= Objective =
Copy out the lines that include the word "samospráva".

··· Data ···

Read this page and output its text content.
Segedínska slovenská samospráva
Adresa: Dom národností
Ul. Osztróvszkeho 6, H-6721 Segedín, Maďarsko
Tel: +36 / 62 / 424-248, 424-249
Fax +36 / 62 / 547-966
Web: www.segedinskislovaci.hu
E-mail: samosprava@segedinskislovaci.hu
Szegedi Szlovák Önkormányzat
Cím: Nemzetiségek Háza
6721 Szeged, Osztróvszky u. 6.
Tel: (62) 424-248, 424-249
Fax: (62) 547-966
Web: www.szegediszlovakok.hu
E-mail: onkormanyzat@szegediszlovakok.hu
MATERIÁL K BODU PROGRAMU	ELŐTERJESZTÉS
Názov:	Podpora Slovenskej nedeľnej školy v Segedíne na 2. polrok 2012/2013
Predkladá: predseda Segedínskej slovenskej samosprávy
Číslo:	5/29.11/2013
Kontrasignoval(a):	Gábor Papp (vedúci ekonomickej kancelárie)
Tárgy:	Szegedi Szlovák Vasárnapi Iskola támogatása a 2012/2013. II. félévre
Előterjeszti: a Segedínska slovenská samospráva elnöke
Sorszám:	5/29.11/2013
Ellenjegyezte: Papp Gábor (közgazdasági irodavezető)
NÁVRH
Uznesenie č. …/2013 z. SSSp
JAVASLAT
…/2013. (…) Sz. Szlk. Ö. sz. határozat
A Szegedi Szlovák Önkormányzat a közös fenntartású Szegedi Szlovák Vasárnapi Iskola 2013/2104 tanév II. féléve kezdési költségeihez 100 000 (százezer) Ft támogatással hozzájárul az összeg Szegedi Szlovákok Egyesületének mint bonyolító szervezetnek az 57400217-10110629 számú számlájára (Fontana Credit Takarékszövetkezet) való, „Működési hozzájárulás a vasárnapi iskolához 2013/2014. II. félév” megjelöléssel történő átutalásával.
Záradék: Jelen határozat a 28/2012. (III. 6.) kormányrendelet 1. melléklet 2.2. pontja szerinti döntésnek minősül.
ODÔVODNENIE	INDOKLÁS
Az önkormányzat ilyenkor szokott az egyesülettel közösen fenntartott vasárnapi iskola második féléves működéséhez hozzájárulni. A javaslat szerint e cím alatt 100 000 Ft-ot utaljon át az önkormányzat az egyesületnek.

···

= Answer to the problem =
Segedínska slovenská samospráva
Előterjeszti: a Segedínska slovenská samospráva elnöke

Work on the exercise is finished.